> **Records shown**:
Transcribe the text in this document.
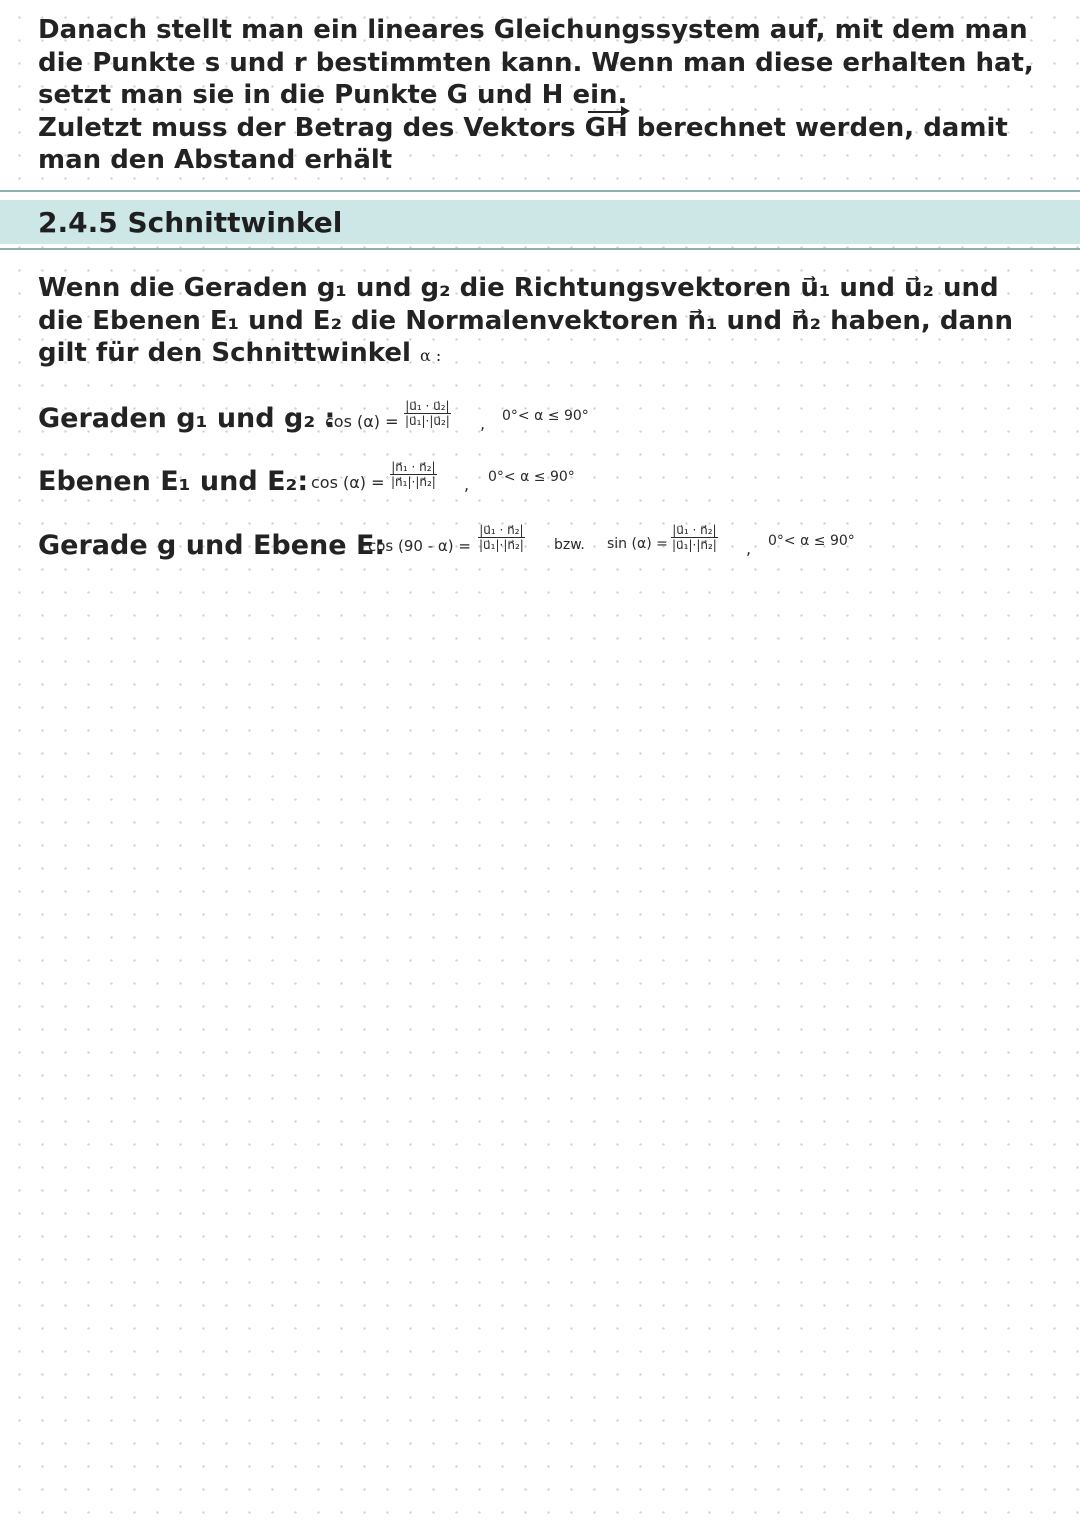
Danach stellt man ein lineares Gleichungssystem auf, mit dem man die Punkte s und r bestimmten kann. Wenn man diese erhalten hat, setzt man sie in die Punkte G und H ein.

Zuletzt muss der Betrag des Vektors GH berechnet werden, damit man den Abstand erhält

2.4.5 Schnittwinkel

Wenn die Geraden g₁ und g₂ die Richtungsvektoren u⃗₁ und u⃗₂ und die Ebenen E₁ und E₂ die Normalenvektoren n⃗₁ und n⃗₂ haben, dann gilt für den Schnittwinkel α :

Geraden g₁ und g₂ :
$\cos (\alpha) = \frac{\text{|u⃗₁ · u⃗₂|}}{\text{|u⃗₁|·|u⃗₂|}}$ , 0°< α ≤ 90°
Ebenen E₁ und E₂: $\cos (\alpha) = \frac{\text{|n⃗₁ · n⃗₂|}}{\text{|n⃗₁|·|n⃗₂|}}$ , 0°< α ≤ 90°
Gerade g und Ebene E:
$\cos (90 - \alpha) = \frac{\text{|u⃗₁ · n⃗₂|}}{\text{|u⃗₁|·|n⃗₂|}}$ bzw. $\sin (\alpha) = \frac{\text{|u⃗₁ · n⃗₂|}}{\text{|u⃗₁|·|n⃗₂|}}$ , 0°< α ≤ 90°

> **The problem**: Write out the listing word for word, omitting the pictures it holds.

> **Full output**:
Transcribe the text in this document.
Danach stellt man ein lineares Gleichungssystem auf, mit dem man die Punkte s und r bestimmten kann. Wenn man diese erhalten hat, setzt man sie in die Punkte G und H ein.

Zuletzt muss der Betrag des Vektors GH berechnet werden, damit man den Abstand erhält

2.4.5 Schnittwinkel

Wenn die Geraden g₁ und g₂ die Richtungsvektoren u⃗₁ und u⃗₂ und die Ebenen E₁ und E₂ die Normalenvektoren n⃗₁ und n⃗₂ haben, dann gilt für den Schnittwinkel α :

Geraden g₁ und g₂ :
$\cos (\alpha) = \frac{\text{|u⃗₁ · u⃗₂|}}{\text{|u⃗₁|·|u⃗₂|}}$ , 0°< α ≤ 90°
Ebenen E₁ und E₂: $\cos (\alpha) = \frac{\text{|n⃗₁ · n⃗₂|}}{\text{|n⃗₁|·|n⃗₂|}}$ , 0°< α ≤ 90°
Gerade g und Ebene E:
$\cos (90 - \alpha) = \frac{\text{|u⃗₁ · n⃗₂|}}{\text{|u⃗₁|·|n⃗₂|}}$ bzw. $\sin (\alpha) = \frac{\text{|u⃗₁ · n⃗₂|}}{\text{|u⃗₁|·|n⃗₂|}}$ , 0°< α ≤ 90°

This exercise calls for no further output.